**What to produce**
Copy every entry word for word, but skip the pictures.

**Records for the exercise**
_ _ _ _ _ _ _

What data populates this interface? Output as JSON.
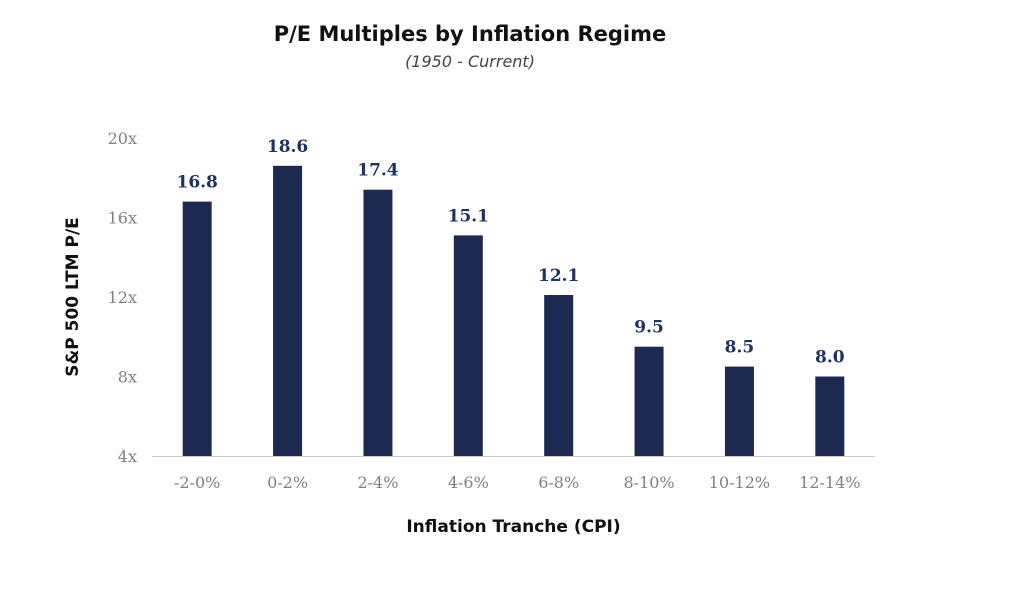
{
  "chart_data": {
    "type": "bar",
    "title": "P/E Multiples by Inflation Regime",
    "subtitle": "(1950 - Current)",
    "xlabel": "Inflation Tranche (CPI)",
    "ylabel": "S&P 500 LTM P/E",
    "categories": [
      "-2-0%",
      "0-2%",
      "2-4%",
      "4-6%",
      "6-8%",
      "8-10%",
      "10-12%",
      "12-14%"
    ],
    "values": [
      16.8,
      18.6,
      17.4,
      15.1,
      12.1,
      9.5,
      8.5,
      8.0
    ],
    "data_labels": [
      "16.8",
      "18.6",
      "17.4",
      "15.1",
      "12.1",
      "9.5",
      "8.5",
      "8.0"
    ],
    "ylim": [
      4,
      20
    ],
    "yticks": [
      4,
      8,
      12,
      16,
      20
    ],
    "ytick_labels": [
      "4x",
      "8x",
      "12x",
      "16x",
      "20x"
    ],
    "grid": false,
    "legend": "none",
    "colors": {
      "bar": "#1c2951",
      "data_label": "#1f3264",
      "tick_label": "#808080",
      "axis_line": "#c8c8c8",
      "title": "#111111"
    }
  }
}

_ _ _ _ _ _ _

**Completed task**
What data populates this interface? Output as JSON.
{
  "chart_data": {
    "type": "bar",
    "title": "P/E Multiples by Inflation Regime",
    "subtitle": "(1950 - Current)",
    "xlabel": "Inflation Tranche (CPI)",
    "ylabel": "S&P 500 LTM P/E",
    "categories": [
      "-2-0%",
      "0-2%",
      "2-4%",
      "4-6%",
      "6-8%",
      "8-10%",
      "10-12%",
      "12-14%"
    ],
    "values": [
      16.8,
      18.6,
      17.4,
      15.1,
      12.1,
      9.5,
      8.5,
      8.0
    ],
    "data_labels": [
      "16.8",
      "18.6",
      "17.4",
      "15.1",
      "12.1",
      "9.5",
      "8.5",
      "8.0"
    ],
    "ylim": [
      4,
      20
    ],
    "yticks": [
      4,
      8,
      12,
      16,
      20
    ],
    "ytick_labels": [
      "4x",
      "8x",
      "12x",
      "16x",
      "20x"
    ],
    "grid": false,
    "legend": "none",
    "colors": {
      "bar": "#1c2951",
      "data_label": "#1f3264",
      "tick_label": "#808080",
      "axis_line": "#c8c8c8",
      "title": "#111111"
    }
  }
}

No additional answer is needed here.